**EXERCISE INSTRUCTIONS**
Pick out each line containing the string "xlabel" and copy it.

..........

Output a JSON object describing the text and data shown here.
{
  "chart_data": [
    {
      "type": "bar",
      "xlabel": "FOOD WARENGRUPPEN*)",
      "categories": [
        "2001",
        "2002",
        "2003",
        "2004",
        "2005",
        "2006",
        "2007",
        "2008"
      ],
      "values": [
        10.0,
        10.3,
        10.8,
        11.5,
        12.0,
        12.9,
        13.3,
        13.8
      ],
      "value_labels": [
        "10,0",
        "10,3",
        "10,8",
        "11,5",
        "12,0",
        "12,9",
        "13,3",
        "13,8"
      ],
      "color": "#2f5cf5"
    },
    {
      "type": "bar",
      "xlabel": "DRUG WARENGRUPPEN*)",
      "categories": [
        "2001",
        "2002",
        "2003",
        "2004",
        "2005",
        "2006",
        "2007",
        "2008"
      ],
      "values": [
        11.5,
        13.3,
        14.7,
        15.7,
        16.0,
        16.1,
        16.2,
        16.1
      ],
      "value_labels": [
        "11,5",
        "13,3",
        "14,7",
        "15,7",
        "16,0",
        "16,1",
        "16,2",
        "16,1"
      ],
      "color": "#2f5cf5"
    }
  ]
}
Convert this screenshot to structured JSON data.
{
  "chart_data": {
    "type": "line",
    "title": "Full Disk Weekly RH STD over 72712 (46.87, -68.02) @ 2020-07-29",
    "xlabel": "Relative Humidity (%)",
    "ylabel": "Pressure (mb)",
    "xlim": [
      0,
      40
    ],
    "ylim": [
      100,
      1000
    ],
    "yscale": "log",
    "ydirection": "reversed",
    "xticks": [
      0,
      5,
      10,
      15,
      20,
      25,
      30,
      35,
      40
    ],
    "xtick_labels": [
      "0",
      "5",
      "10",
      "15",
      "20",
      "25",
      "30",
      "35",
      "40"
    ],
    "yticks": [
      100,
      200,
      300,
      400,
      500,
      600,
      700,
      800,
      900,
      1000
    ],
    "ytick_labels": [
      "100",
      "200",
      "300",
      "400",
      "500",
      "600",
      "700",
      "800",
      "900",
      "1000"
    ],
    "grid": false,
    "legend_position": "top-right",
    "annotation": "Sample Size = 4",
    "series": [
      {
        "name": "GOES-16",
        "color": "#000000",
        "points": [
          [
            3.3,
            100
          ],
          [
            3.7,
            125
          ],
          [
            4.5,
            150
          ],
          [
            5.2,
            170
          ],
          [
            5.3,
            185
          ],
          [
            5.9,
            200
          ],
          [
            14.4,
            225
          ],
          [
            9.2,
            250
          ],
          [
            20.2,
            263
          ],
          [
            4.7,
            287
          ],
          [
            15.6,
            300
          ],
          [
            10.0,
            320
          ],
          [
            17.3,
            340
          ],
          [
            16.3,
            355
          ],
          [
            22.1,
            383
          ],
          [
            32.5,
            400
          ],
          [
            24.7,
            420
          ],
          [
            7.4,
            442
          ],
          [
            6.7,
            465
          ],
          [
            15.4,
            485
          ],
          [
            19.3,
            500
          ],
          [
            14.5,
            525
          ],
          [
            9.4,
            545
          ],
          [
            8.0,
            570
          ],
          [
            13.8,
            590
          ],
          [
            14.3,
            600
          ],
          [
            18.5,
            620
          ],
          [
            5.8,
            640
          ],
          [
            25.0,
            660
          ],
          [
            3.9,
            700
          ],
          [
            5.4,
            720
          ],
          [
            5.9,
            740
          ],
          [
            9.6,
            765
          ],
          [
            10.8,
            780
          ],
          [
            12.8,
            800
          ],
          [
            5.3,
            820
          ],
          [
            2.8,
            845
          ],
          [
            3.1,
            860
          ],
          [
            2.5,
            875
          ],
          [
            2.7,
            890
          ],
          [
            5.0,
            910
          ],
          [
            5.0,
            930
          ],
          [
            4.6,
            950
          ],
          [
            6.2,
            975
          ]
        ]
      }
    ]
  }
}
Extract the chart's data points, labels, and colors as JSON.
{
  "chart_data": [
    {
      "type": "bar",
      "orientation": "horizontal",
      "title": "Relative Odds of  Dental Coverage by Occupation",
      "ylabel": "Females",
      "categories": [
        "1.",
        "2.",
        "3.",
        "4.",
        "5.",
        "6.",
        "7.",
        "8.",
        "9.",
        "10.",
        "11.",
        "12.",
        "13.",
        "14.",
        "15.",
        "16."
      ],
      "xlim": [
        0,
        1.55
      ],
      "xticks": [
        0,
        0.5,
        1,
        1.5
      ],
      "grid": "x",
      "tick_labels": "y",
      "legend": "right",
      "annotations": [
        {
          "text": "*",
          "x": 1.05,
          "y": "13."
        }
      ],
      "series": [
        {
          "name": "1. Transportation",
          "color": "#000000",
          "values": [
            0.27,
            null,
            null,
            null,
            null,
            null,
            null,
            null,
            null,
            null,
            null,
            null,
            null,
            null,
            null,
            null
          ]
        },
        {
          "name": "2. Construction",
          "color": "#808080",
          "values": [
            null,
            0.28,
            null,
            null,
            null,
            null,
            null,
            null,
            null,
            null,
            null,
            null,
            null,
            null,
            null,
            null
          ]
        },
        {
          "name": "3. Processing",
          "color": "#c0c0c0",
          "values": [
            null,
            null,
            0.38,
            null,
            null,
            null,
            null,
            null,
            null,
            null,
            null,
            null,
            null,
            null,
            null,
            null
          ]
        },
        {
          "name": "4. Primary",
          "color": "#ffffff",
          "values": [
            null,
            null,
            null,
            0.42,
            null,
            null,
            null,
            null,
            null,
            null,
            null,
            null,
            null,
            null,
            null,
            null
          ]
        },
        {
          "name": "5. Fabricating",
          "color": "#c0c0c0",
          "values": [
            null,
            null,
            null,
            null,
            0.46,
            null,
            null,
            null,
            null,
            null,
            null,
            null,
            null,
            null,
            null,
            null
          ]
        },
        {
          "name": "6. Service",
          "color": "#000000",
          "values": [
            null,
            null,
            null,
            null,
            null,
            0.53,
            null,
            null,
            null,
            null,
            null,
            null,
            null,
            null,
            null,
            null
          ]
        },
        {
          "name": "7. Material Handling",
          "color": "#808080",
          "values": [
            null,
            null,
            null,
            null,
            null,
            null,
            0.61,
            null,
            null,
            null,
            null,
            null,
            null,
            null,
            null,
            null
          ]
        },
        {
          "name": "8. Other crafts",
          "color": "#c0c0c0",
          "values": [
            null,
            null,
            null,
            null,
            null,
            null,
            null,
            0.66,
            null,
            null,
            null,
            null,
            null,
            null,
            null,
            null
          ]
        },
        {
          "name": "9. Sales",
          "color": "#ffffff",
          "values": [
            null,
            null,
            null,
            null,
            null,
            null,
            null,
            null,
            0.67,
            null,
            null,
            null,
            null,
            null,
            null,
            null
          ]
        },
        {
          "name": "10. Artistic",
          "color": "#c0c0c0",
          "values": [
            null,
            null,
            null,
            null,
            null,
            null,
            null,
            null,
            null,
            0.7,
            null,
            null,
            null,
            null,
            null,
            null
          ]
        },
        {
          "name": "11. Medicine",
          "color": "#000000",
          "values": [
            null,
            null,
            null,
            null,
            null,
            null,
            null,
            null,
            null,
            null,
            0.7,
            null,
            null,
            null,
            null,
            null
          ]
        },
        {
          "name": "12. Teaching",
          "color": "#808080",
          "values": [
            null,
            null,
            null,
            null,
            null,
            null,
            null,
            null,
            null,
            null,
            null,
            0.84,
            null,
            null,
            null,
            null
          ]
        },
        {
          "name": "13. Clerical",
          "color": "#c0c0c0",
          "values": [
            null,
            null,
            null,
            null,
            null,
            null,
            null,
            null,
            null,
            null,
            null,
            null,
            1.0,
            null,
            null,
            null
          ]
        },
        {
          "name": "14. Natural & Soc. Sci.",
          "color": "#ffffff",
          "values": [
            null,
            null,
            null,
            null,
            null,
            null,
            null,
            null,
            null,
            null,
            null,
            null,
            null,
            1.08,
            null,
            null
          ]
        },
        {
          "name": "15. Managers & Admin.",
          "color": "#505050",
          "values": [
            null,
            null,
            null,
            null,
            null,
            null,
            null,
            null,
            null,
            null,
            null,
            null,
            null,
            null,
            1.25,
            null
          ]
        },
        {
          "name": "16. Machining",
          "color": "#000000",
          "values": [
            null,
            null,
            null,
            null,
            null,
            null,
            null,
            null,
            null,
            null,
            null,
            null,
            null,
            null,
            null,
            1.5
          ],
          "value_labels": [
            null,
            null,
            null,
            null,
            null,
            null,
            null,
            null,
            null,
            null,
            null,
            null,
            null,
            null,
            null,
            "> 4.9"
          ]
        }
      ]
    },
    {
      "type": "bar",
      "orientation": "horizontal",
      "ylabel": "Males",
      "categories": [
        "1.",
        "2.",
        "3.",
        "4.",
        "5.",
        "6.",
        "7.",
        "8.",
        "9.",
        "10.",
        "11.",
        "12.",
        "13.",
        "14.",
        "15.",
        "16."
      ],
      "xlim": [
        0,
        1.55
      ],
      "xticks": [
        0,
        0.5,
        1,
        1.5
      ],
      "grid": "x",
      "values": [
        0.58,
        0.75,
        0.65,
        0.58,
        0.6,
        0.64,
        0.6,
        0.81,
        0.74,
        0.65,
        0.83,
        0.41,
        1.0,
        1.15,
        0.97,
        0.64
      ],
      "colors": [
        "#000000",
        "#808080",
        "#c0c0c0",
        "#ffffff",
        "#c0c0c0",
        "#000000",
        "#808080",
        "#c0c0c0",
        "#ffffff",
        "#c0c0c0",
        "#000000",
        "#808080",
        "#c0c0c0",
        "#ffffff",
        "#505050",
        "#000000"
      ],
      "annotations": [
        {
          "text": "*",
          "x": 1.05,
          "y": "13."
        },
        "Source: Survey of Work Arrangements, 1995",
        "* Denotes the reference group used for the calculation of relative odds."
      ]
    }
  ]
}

..........

**RESPONSE FOR THIS EXERCISE**
      "xlabel": "FOOD WARENGRUPPEN*)",
      "xlabel": "DRUG WARENGRUPPEN*)",
    "xlabel": "Relative Humidity (%)",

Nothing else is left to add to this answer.